__EXERCISE DESCRIPTION__. Exclude the pictures and return every line exactly as written.

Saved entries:
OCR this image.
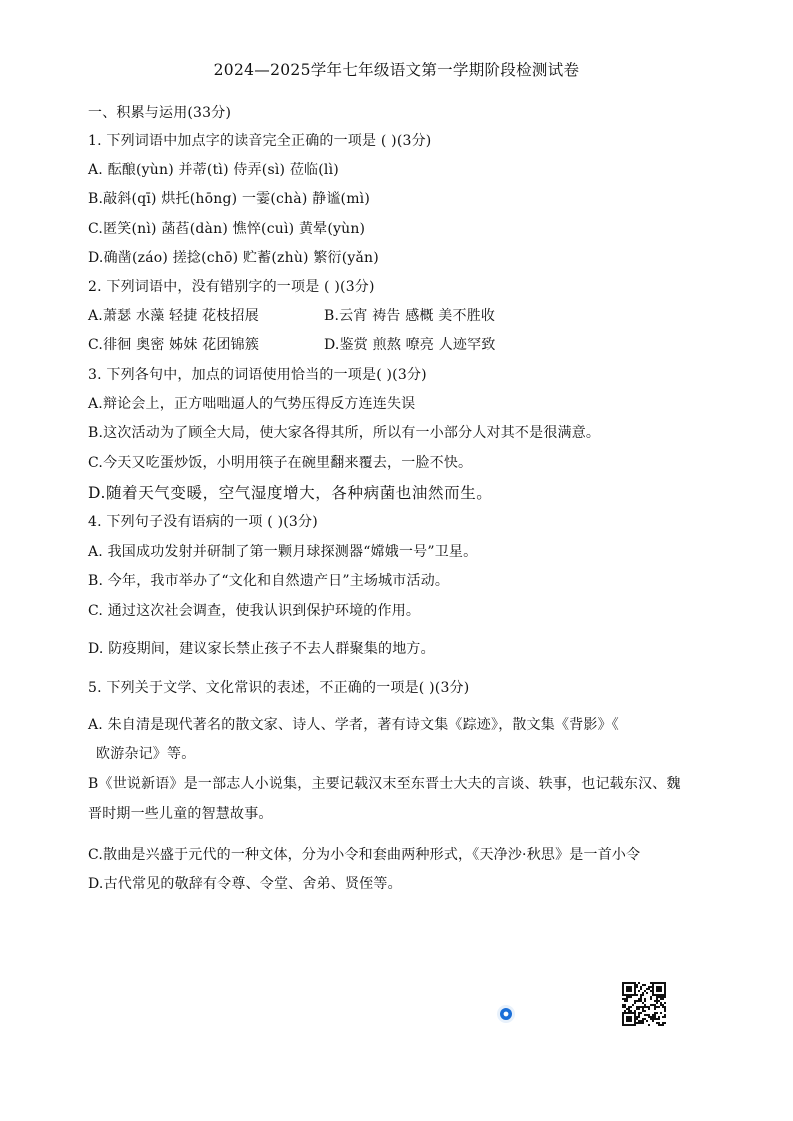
2024—2025学年七年级语文第一学期阶段检测试卷
一、积累与运用(33分)
1. 下列词语中加点字的读音完全正确的一项是 ( )(3分)
A. 酝酿(yùn) 并蒂(tì) 侍弄(sì) 莅临(lì)
B.敲斜(qī) 烘托(hōng) 一霎(chà) 静谧(mì)
C.匿笑(nì) 菡萏(dàn) 憔悴(cuì) 黄晕(yùn)
D.确凿(záo) 搓捻(chō) 贮蓄(zhù) 繁衍(yǎn)
2. 下列词语中，没有错别字的一项是 ( )(3分)
A.萧瑟 水藻 轻捷 花枝招展	B.云宵 祷告 感概 美不胜收
C.徘徊 奥密 姊妹 花团锦簇	D.鉴赏 煎熬 嘹亮 人迹罕致
3. 下列各句中，加点的词语使用恰当的一项是( )(3分)
A.辩论会上，正方咄咄逼人的气势压得反方连连失误
B.这次活动为了顾全大局，使大家各得其所，所以有一小部分人对其不是很满意。
C.今天又吃蛋炒饭，小明用筷子在碗里翻来覆去，一脸不快。
D.随着天气变暖，空气湿度增大，各种病菌也油然而生。
4. 下列句子没有语病的一项 ( )(3分)
A. 我国成功发射并研制了第一颗月球探测器“嫦娥一号”卫星。
B. 今年，我市举办了“文化和自然遗产日”主场城市活动。
C. 通过这次社会调查，使我认识到保护环境的作用。
D. 防疫期间，建议家长禁止孩子不去人群聚集的地方。
5. 下列关于文学、文化常识的表述，不正确的一项是( )(3分)
A. 朱自清是现代著名的散文家、诗人、学者，著有诗文集《踪迹》，散文集《背影》《
欧游杂记》等。
B《世说新语》是一部志人小说集，主要记载汉末至东晋士大夫的言谈、轶事，也记载东汉、魏
晋时期一些儿童的智慧故事。
C.散曲是兴盛于元代的一种文体，分为小令和套曲两种形式，《天净沙·秋思》是一首小令
D.古代常见的敬辞有令尊、令堂、舍弟、贤侄等。
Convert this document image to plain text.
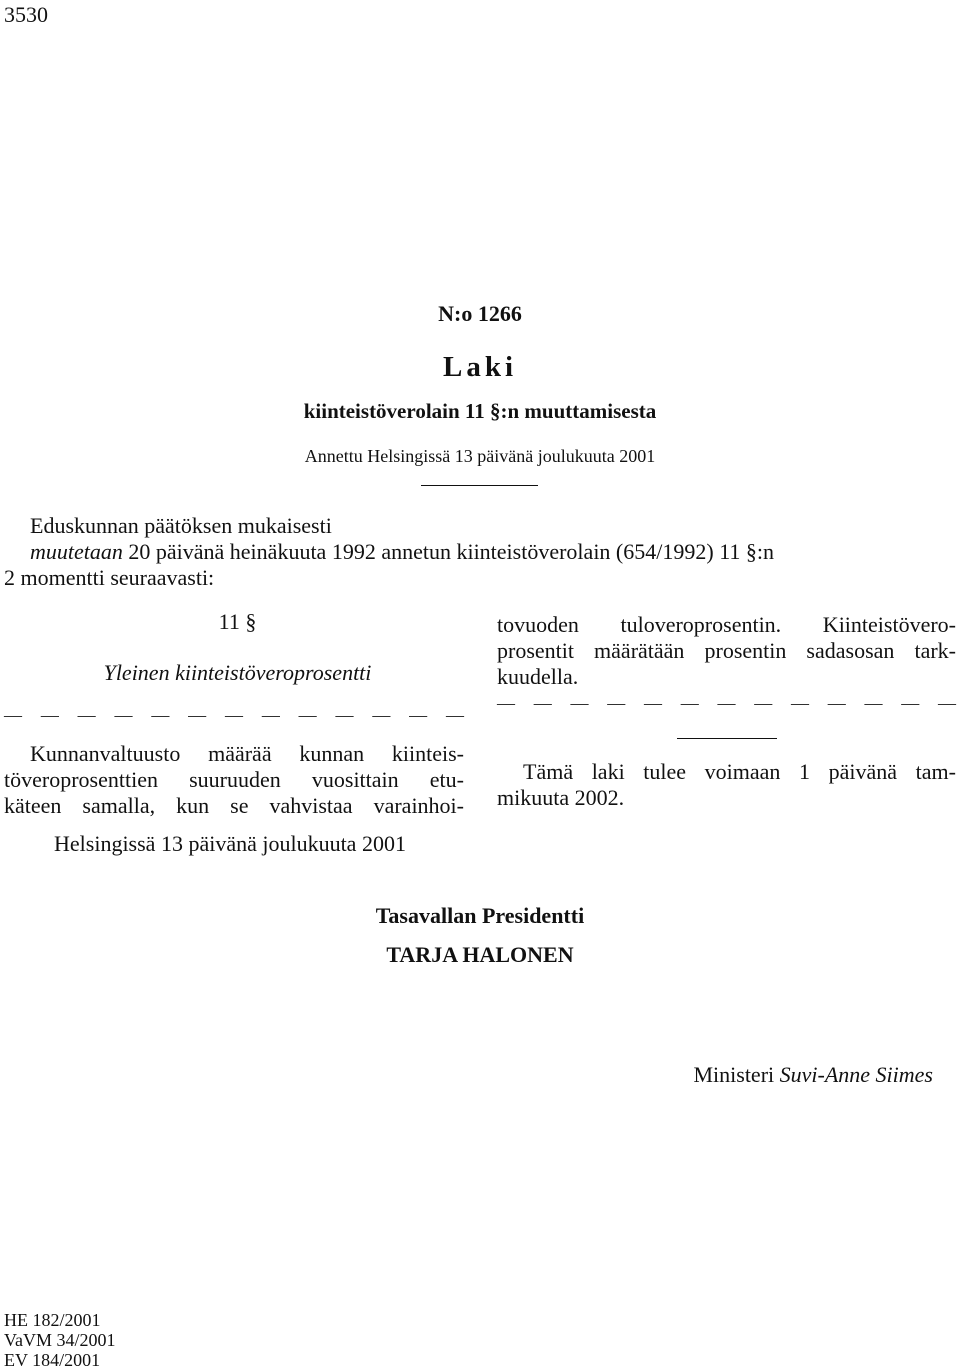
3530
N:o 1266
Laki
kiinteistöverolain 11 §:n muuttamisesta
Annettu Helsingissä 13 päivänä joulukuuta 2001
Eduskunnan päätöksen mukaisesti
muutetaan 20 päivänä heinäkuuta 1992 annetun kiinteistöverolain (654/1992) 11 §:n
2 momentti seuraavasti:
11 §
Yleinen kiinteistöveroprosentti
— — — — — — — — — — — — —
Kunnanvaltuusto määrää kunnan kiinteis-
töveroprosenttien suuruuden vuosittain etu-
käteen samalla, kun se vahvistaa varainhoi-
tovuoden tuloveroprosentin. Kiinteistövero-
prosentit määrätään prosentin sadasosan tark-
kuudella.
— — — — — — — — — — — — —
Tämä laki tulee voimaan 1 päivänä tam-
mikuuta 2002.
Helsingissä 13 päivänä joulukuuta 2001
Tasavallan Presidentti
TARJA HALONEN
Ministeri Suvi-Anne Siimes
HE 182/2001
VaVM 34/2001
EV 184/2001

__FINISHED ANSWER__.
OCR this image.
2024—2025学年七年级语文第一学期阶段检测试卷
一、积累与运用(33分)
1. 下列词语中加点字的读音完全正确的一项是 ( )(3分)
A. 酝酿(yùn) 并蒂(tì) 侍弄(sì) 莅临(lì)
B.敲斜(qī) 烘托(hōng) 一霎(chà) 静谧(mì)
C.匿笑(nì) 菡萏(dàn) 憔悴(cuì) 黄晕(yùn)
D.确凿(záo) 搓捻(chō) 贮蓄(zhù) 繁衍(yǎn)
2. 下列词语中，没有错别字的一项是 ( )(3分)
A.萧瑟 水藻 轻捷 花枝招展	B.云宵 祷告 感概 美不胜收
C.徘徊 奥密 姊妹 花团锦簇	D.鉴赏 煎熬 嘹亮 人迹罕致
3. 下列各句中，加点的词语使用恰当的一项是( )(3分)
A.辩论会上，正方咄咄逼人的气势压得反方连连失误
B.这次活动为了顾全大局，使大家各得其所，所以有一小部分人对其不是很满意。
C.今天又吃蛋炒饭，小明用筷子在碗里翻来覆去，一脸不快。
D.随着天气变暖，空气湿度增大，各种病菌也油然而生。
4. 下列句子没有语病的一项 ( )(3分)
A. 我国成功发射并研制了第一颗月球探测器“嫦娥一号”卫星。
B. 今年，我市举办了“文化和自然遗产日”主场城市活动。
C. 通过这次社会调查，使我认识到保护环境的作用。
D. 防疫期间，建议家长禁止孩子不去人群聚集的地方。
5. 下列关于文学、文化常识的表述，不正确的一项是( )(3分)
A. 朱自清是现代著名的散文家、诗人、学者，著有诗文集《踪迹》，散文集《背影》《
欧游杂记》等。
B《世说新语》是一部志人小说集，主要记载汉末至东晋士大夫的言谈、轶事，也记载东汉、魏
晋时期一些儿童的智慧故事。
C.散曲是兴盛于元代的一种文体，分为小令和套曲两种形式，《天净沙·秋思》是一首小令
D.古代常见的敬辞有令尊、令堂、舍弟、贤侄等。
Convert this document image to plain text.
3530
N:o 1266
Laki
kiinteistöverolain 11 §:n muuttamisesta
Annettu Helsingissä 13 päivänä joulukuuta 2001
Eduskunnan päätöksen mukaisesti
muutetaan 20 päivänä heinäkuuta 1992 annetun kiinteistöverolain (654/1992) 11 §:n
2 momentti seuraavasti:
11 §
Yleinen kiinteistöveroprosentti
— — — — — — — — — — — — —
Kunnanvaltuusto määrää kunnan kiinteis-
töveroprosenttien suuruuden vuosittain etu-
käteen samalla, kun se vahvistaa varainhoi-
tovuoden tuloveroprosentin. Kiinteistövero-
prosentit määrätään prosentin sadasosan tark-
kuudella.
— — — — — — — — — — — — —
Tämä laki tulee voimaan 1 päivänä tam-
mikuuta 2002.
Helsingissä 13 päivänä joulukuuta 2001
Tasavallan Presidentti
TARJA HALONEN
Ministeri Suvi-Anne Siimes
HE 182/2001
VaVM 34/2001
EV 184/2001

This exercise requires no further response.